▶ _Instructions_
1. In the lesson plan on the circulatory system, translate this sentence into Spanish: "Students understand how the heart, blood vessels, and blood work together to transport substances around the body."
2. Summarize the lesson plan on the circulatory system in two sentences.

▶ _Document extract_
....

The Circulatory System

Overview

Students trace the journey of blood around the body, discovering the double circulation system and the role of each component.

Learning Objective
Students understand how the heart, blood vessels, and blood work together to transport substances around the body.

Resources needed

  • None — or a simple diagram drawn on paper or ground

Lesson stages

0 / 7 done
  1. 1 Ask: why does your heart beat faster when you exercise? What is it pumping and why?
  2. 2 Introduce the circulatory system: heart pumps blood through two loops — pulmonary (to lungs) and systemic (to body).
  3. 3 Describe what blood carries: oxygen and nutrients to cells; carbon dioxide and waste away from cells.
  4. 4 Introduce blood vessels: arteries carry blood from the heart under high pressure, veins return blood to the heart, capillaries allow exchange at tissues.
  5. 5 Describe blood components: red blood cells (oxygen), white blood cells (defence), platelets (clotting), plasma (liquid carrier).
  6. 6 Measure resting and post-exercise pulse — count beats per 15 seconds and multiply by 4.

....

▶ _Records_
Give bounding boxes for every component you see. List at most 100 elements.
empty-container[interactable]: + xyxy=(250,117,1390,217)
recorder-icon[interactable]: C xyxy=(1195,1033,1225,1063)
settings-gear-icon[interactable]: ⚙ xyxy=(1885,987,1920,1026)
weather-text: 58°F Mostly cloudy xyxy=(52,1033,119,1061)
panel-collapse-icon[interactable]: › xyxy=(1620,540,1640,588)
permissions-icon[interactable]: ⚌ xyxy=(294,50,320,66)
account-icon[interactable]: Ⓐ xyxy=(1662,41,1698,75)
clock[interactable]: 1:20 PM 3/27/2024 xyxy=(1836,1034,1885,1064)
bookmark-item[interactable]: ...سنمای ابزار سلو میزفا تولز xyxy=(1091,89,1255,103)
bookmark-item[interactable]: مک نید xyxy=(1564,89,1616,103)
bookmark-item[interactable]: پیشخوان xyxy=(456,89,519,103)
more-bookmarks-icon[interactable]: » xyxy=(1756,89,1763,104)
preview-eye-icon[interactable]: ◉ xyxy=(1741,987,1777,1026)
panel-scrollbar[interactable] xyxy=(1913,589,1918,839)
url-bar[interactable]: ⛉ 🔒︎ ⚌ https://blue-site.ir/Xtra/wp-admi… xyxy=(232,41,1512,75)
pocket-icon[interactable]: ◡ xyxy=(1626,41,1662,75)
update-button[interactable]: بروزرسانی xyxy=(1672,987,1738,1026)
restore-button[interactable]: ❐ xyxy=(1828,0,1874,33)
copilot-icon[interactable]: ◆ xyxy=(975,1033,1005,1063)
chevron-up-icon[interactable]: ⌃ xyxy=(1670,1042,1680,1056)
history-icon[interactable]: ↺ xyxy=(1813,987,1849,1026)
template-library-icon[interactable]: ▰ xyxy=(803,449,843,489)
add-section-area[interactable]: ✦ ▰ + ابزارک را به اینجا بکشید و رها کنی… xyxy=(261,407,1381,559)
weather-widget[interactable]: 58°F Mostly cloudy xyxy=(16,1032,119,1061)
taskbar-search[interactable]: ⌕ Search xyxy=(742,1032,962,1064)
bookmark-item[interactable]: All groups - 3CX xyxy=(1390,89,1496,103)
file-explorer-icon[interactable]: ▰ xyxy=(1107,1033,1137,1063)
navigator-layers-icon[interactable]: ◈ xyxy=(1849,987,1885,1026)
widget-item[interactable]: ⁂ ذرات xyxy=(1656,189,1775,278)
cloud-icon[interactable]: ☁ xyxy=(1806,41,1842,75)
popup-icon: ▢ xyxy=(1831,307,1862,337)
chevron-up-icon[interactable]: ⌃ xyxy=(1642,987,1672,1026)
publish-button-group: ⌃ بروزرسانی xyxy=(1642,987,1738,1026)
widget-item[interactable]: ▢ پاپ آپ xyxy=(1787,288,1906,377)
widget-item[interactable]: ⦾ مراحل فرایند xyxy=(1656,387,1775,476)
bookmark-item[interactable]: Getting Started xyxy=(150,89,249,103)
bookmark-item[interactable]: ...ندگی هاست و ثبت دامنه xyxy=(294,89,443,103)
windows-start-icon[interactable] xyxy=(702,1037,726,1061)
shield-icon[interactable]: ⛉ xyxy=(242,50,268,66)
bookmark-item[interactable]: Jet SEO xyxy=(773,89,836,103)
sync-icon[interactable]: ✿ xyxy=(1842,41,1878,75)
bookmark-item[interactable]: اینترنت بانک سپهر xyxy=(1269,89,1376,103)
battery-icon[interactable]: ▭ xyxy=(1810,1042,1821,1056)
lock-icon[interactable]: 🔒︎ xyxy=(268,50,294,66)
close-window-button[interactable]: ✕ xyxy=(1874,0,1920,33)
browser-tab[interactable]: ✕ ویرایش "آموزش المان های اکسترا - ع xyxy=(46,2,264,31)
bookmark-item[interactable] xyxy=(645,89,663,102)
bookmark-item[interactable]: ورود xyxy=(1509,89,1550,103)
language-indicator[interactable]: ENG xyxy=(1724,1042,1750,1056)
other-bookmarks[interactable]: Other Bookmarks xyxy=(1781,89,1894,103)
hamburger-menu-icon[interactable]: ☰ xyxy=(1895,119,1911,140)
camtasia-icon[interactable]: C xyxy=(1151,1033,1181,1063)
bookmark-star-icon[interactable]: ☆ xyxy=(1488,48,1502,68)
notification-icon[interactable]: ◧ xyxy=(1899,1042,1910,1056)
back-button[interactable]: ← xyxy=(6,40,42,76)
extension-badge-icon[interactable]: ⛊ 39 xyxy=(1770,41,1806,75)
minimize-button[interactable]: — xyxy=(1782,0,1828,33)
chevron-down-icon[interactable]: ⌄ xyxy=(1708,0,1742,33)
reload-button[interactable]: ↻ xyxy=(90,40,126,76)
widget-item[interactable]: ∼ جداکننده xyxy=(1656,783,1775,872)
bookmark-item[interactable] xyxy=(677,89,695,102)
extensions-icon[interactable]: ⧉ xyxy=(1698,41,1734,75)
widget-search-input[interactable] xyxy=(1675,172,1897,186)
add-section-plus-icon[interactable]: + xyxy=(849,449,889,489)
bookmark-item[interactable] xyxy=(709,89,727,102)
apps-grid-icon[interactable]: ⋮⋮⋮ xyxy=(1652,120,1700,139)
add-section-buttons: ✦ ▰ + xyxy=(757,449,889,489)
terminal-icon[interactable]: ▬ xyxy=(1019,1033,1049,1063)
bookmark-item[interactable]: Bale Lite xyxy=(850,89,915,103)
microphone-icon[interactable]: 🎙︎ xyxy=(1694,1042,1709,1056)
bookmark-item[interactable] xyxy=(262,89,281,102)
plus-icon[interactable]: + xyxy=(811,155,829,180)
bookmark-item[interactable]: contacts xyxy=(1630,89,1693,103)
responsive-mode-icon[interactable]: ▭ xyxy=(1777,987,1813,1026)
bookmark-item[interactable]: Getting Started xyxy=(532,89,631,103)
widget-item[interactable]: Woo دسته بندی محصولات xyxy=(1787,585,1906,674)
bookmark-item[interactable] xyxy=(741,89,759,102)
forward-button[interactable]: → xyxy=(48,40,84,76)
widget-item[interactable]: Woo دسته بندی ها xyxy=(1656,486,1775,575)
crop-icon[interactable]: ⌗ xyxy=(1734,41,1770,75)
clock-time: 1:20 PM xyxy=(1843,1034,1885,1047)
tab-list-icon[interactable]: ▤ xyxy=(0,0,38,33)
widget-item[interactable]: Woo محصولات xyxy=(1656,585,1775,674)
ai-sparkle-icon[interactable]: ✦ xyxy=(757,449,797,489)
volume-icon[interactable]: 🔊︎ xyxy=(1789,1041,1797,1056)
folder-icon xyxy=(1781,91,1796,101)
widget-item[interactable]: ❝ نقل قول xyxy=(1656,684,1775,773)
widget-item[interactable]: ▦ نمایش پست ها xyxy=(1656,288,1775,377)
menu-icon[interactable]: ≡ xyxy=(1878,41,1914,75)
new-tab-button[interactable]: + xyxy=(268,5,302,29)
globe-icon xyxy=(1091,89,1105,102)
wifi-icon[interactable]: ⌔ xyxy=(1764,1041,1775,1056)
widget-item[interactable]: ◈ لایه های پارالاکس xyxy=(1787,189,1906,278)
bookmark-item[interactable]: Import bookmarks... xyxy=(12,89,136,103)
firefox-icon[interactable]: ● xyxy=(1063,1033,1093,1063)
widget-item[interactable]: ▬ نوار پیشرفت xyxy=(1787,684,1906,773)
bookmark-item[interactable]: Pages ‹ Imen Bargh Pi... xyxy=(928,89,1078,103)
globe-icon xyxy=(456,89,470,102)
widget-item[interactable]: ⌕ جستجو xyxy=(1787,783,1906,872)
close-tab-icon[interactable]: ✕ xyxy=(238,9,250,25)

....

▶ _Answers by item number_
1. Los estudiantes comprenden cómo el corazón, los vasos sanguíneos y la sangre trabajan juntos para transportar sustancias por todo el cuerpo.

2. Students trace blood's journey around the body, discovering the double circulation system and how the heart, blood vessels, and blood work together to transport substances. The lesson covers the pulmonary and systemic loops, what blood carries to and from cells, the roles of arteries, veins, and capillaries, and the components of blood, and it includes measuring resting and post-exercise pulse.